** Begin Task data **
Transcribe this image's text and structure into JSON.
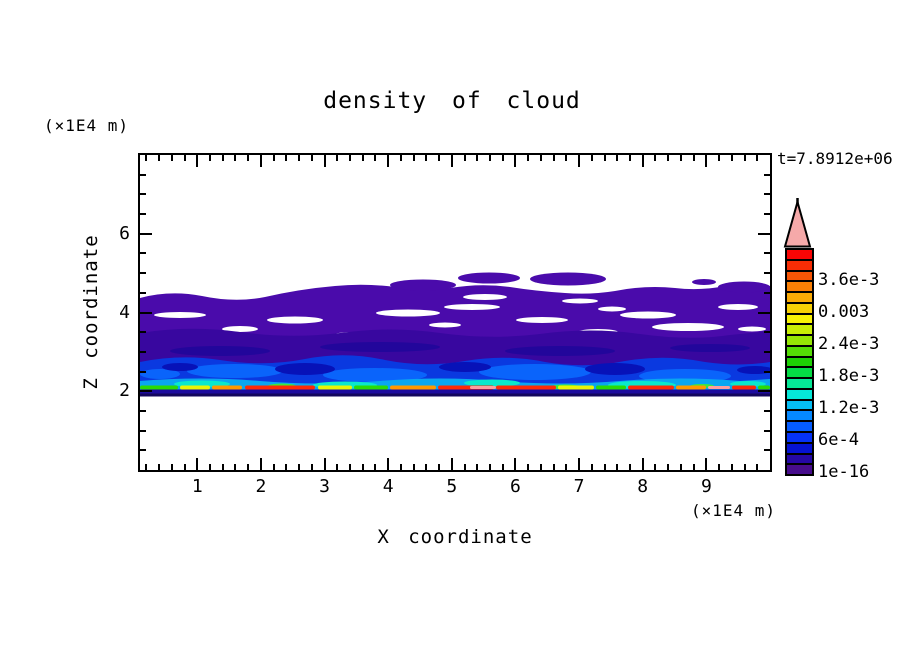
{
  "title": "density of cloud",
  "timestamp": "t=7.8912e+06",
  "axes": {
    "x": {
      "label": "X coordinate",
      "unit": "(×1E4 m)",
      "range": [
        0.1,
        10
      ],
      "major_ticks": [
        1,
        2,
        3,
        4,
        5,
        6,
        7,
        8,
        9
      ],
      "major_tick_labels": [
        "1",
        "2",
        "3",
        "4",
        "5",
        "6",
        "7",
        "8",
        "9"
      ],
      "minor_step": 0.2
    },
    "y": {
      "label": "Z coordinate",
      "unit": "(×1E4 m)",
      "range": [
        0,
        8
      ],
      "major_ticks": [
        2,
        4,
        6
      ],
      "major_tick_labels": [
        "2",
        "4",
        "6"
      ],
      "minor_step": 0.5
    }
  },
  "colorbar": {
    "labels_top_to_bottom": [
      "3.6e-3",
      "0.003",
      "2.4e-3",
      "1.8e-3",
      "1.2e-3",
      "6e-4",
      "1e-16"
    ],
    "label_every_n_segments": 3,
    "segments_top_to_bottom": [
      "#FA0505",
      "#F72D05",
      "#F75505",
      "#FA8005",
      "#FAAA05",
      "#F7D005",
      "#F7F205",
      "#C8EE05",
      "#96E605",
      "#55DC05",
      "#1ED105",
      "#05DC46",
      "#05E896",
      "#05E8D8",
      "#05BEF5",
      "#0588FF",
      "#055CFF",
      "#0532F7",
      "#0512D2",
      "#2508A5",
      "#470D8C"
    ],
    "arrow_color": "#F5A9A9"
  },
  "chart_data": {
    "type": "heatmap",
    "title": "density of cloud",
    "xlabel": "X coordinate (×1E4 m)",
    "ylabel": "Z coordinate (×1E4 m)",
    "xlim": [
      0.1,
      10
    ],
    "ylim": [
      0,
      8
    ],
    "x_major_ticks": [
      1,
      2,
      3,
      4,
      5,
      6,
      7,
      8,
      9
    ],
    "y_major_ticks": [
      2,
      4,
      6
    ],
    "time_annotation": "t=7.8912e+06",
    "colorbar_levels": [
      1e-16,
      0.0002,
      0.0004,
      0.0006,
      0.0008,
      0.001,
      0.0012,
      0.0014,
      0.0016,
      0.0018,
      0.002,
      0.0022,
      0.0024,
      0.0026,
      0.0028,
      0.003,
      0.0032,
      0.0034,
      0.0036,
      0.0038,
      0.004,
      0.0042
    ],
    "colorbar_labeled_levels": [
      "1e-16",
      "6e-4",
      "1.2e-3",
      "1.8e-3",
      "2.4e-3",
      "0.003",
      "3.6e-3"
    ],
    "features": {
      "cloud_base_z": 2.0,
      "cloud_top_z_range": [
        4.2,
        4.8
      ],
      "detached_patches_x": [
        4.3,
        5.4,
        6.8,
        9.6
      ],
      "detached_patches_z": [
        4.7,
        4.9,
        4.9,
        4.6
      ],
      "max_density_band": "thin streaky layer just above z=2 reaching >3.6e-3 (green/yellow/orange/red)",
      "vertical_structure": "density near 1e-16 (indigo) at cloud top, increasing downward through purples and blues (6e-4 to 1.8e-3) to cyan/green, peaking in a thin red band at cloud base z=2; white (no cloud) above z~4.8 and below z=2"
    }
  }
}
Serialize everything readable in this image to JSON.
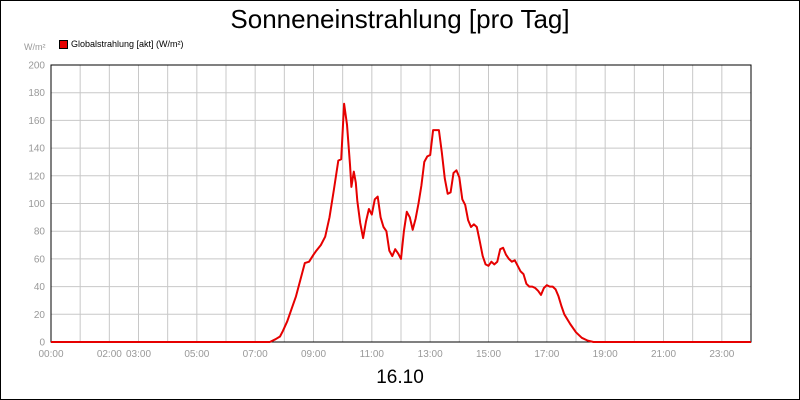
{
  "chart_data": {
    "type": "line",
    "title": "Sonneneinstrahlung [pro Tag]",
    "ylabel": "W/m²",
    "xlabel": "16.10",
    "ylim": [
      0,
      200
    ],
    "xlim": [
      0,
      24
    ],
    "y_ticks": [
      0,
      20,
      40,
      60,
      80,
      100,
      120,
      140,
      160,
      180,
      200
    ],
    "x_ticks": [
      {
        "h": 0,
        "label": "00:00"
      },
      {
        "h": 2,
        "label": "02:00"
      },
      {
        "h": 3,
        "label": "03:00"
      },
      {
        "h": 5,
        "label": "05:00"
      },
      {
        "h": 7,
        "label": "07:00"
      },
      {
        "h": 9,
        "label": "09:00"
      },
      {
        "h": 11,
        "label": "11:00"
      },
      {
        "h": 13,
        "label": "13:00"
      },
      {
        "h": 15,
        "label": "15:00"
      },
      {
        "h": 17,
        "label": "17:00"
      },
      {
        "h": 19,
        "label": "19:00"
      },
      {
        "h": 21,
        "label": "21:00"
      },
      {
        "h": 23,
        "label": "23:00"
      }
    ],
    "grid": true,
    "legend_position": "top-left",
    "series": [
      {
        "name": "Globalstrahlung [akt] (W/m²)",
        "color": "#e60000",
        "points": [
          [
            0,
            0
          ],
          [
            7.5,
            0
          ],
          [
            7.7,
            2
          ],
          [
            7.85,
            4
          ],
          [
            7.95,
            8
          ],
          [
            8.1,
            15
          ],
          [
            8.25,
            24
          ],
          [
            8.4,
            33
          ],
          [
            8.55,
            45
          ],
          [
            8.7,
            57
          ],
          [
            8.85,
            58
          ],
          [
            9.0,
            63
          ],
          [
            9.1,
            66
          ],
          [
            9.25,
            70
          ],
          [
            9.4,
            76
          ],
          [
            9.55,
            90
          ],
          [
            9.7,
            110
          ],
          [
            9.85,
            131
          ],
          [
            9.95,
            132
          ],
          [
            10.05,
            172
          ],
          [
            10.15,
            157
          ],
          [
            10.25,
            128
          ],
          [
            10.3,
            112
          ],
          [
            10.38,
            123
          ],
          [
            10.45,
            115
          ],
          [
            10.5,
            102
          ],
          [
            10.6,
            86
          ],
          [
            10.7,
            75
          ],
          [
            10.8,
            87
          ],
          [
            10.9,
            96
          ],
          [
            11.0,
            92
          ],
          [
            11.1,
            103
          ],
          [
            11.2,
            105
          ],
          [
            11.3,
            90
          ],
          [
            11.4,
            83
          ],
          [
            11.5,
            80
          ],
          [
            11.6,
            66
          ],
          [
            11.7,
            62
          ],
          [
            11.8,
            67
          ],
          [
            11.9,
            64
          ],
          [
            12.0,
            60
          ],
          [
            12.1,
            80
          ],
          [
            12.2,
            94
          ],
          [
            12.3,
            90
          ],
          [
            12.4,
            81
          ],
          [
            12.5,
            89
          ],
          [
            12.6,
            100
          ],
          [
            12.7,
            113
          ],
          [
            12.8,
            130
          ],
          [
            12.9,
            134
          ],
          [
            13.0,
            135
          ],
          [
            13.1,
            153
          ],
          [
            13.2,
            153
          ],
          [
            13.3,
            153
          ],
          [
            13.4,
            137
          ],
          [
            13.5,
            118
          ],
          [
            13.6,
            107
          ],
          [
            13.7,
            108
          ],
          [
            13.8,
            122
          ],
          [
            13.9,
            124
          ],
          [
            14.0,
            119
          ],
          [
            14.1,
            103
          ],
          [
            14.2,
            99
          ],
          [
            14.3,
            88
          ],
          [
            14.4,
            83
          ],
          [
            14.5,
            85
          ],
          [
            14.6,
            83
          ],
          [
            14.7,
            73
          ],
          [
            14.8,
            62
          ],
          [
            14.9,
            56
          ],
          [
            15.0,
            55
          ],
          [
            15.1,
            58
          ],
          [
            15.2,
            56
          ],
          [
            15.3,
            58
          ],
          [
            15.4,
            67
          ],
          [
            15.5,
            68
          ],
          [
            15.6,
            63
          ],
          [
            15.7,
            60
          ],
          [
            15.8,
            58
          ],
          [
            15.9,
            59
          ],
          [
            16.0,
            55
          ],
          [
            16.1,
            51
          ],
          [
            16.2,
            49
          ],
          [
            16.3,
            42
          ],
          [
            16.4,
            40
          ],
          [
            16.5,
            40
          ],
          [
            16.6,
            39
          ],
          [
            16.7,
            37
          ],
          [
            16.8,
            34
          ],
          [
            16.9,
            39
          ],
          [
            17.0,
            41
          ],
          [
            17.1,
            40
          ],
          [
            17.2,
            40
          ],
          [
            17.3,
            38
          ],
          [
            17.4,
            33
          ],
          [
            17.5,
            26
          ],
          [
            17.6,
            20
          ],
          [
            17.8,
            13
          ],
          [
            18.0,
            7
          ],
          [
            18.2,
            3
          ],
          [
            18.4,
            1
          ],
          [
            18.6,
            0
          ],
          [
            24,
            0
          ]
        ]
      }
    ]
  }
}
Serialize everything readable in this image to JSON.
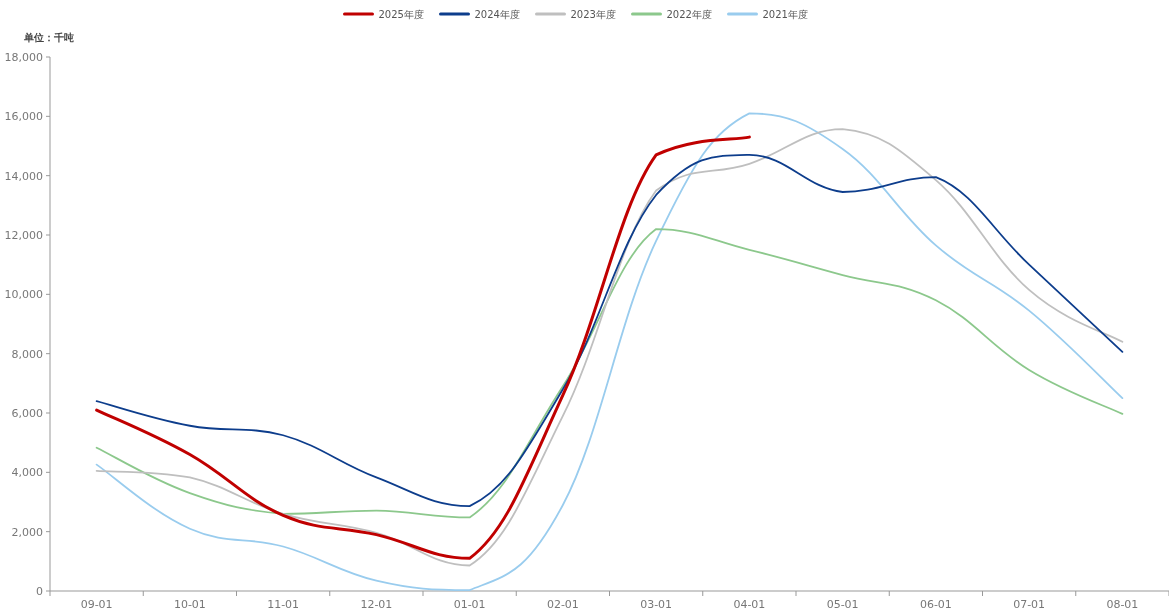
{
  "chart_data": {
    "type": "line",
    "ylabel": "单位：千吨",
    "legend": "top",
    "grid": false,
    "marker": "none",
    "line_style": "solid",
    "categories": [
      "09-01",
      "10-01",
      "11-01",
      "12-01",
      "01-01",
      "02-01",
      "03-01",
      "04-01",
      "05-01",
      "06-01",
      "07-01",
      "08-01"
    ],
    "ylim": [
      0,
      18000
    ],
    "yticks": [
      0,
      {
        "value": 2000,
        "label": "2,000"
      },
      {
        "value": 4000,
        "label": "4,000"
      },
      {
        "value": 6000,
        "label": "6,000"
      },
      {
        "value": 8000,
        "label": "8,000"
      },
      {
        "value": 10000,
        "label": "10,000"
      },
      {
        "value": 12000,
        "label": "12,000"
      },
      {
        "value": 14000,
        "label": "14,000"
      },
      {
        "value": 16000,
        "label": "16,000"
      },
      {
        "value": 18000,
        "label": "18,000"
      }
    ],
    "series": [
      {
        "name": "2025年度",
        "color": "#c00000",
        "values": [
          6100,
          4600,
          2550,
          1900,
          1100,
          6600,
          14700,
          15300,
          null,
          null,
          null,
          null
        ]
      },
      {
        "name": "2024年度",
        "color": "#0d3d8c",
        "values": [
          6400,
          5570,
          5250,
          3830,
          2860,
          6800,
          13350,
          14700,
          13450,
          13950,
          11000,
          8060
        ]
      },
      {
        "name": "2023年度",
        "color": "#bfbfbf",
        "values": [
          4050,
          3830,
          2600,
          1960,
          860,
          5900,
          13500,
          14400,
          15570,
          13850,
          10150,
          8400
        ]
      },
      {
        "name": "2022年度",
        "color": "#8cc88c",
        "values": [
          4830,
          3300,
          2600,
          2710,
          2480,
          6900,
          12200,
          11500,
          10650,
          9800,
          7450,
          5970
        ]
      },
      {
        "name": "2021年度",
        "color": "#99ccee",
        "values": [
          4260,
          2100,
          1500,
          350,
          30,
          2900,
          11800,
          16100,
          14900,
          11650,
          9450,
          6500
        ]
      }
    ]
  }
}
** End Task data **
Exercise aim - Pull out every line of the entries that includes the word "green".

Worked solution -
      "max_density_band": "thin streaky layer just above z=2 reaching >3.6e-3 (green/yellow/orange/red)",
      "vertical_structure": "density near 1e-16 (indigo) at cloud top, increasing downward through purples and blues (6e-4 to 1.8e-3) to cyan/green, peaking in a thin red band at cloud base z=2; white (no cloud) above z~4.8 and below z=2"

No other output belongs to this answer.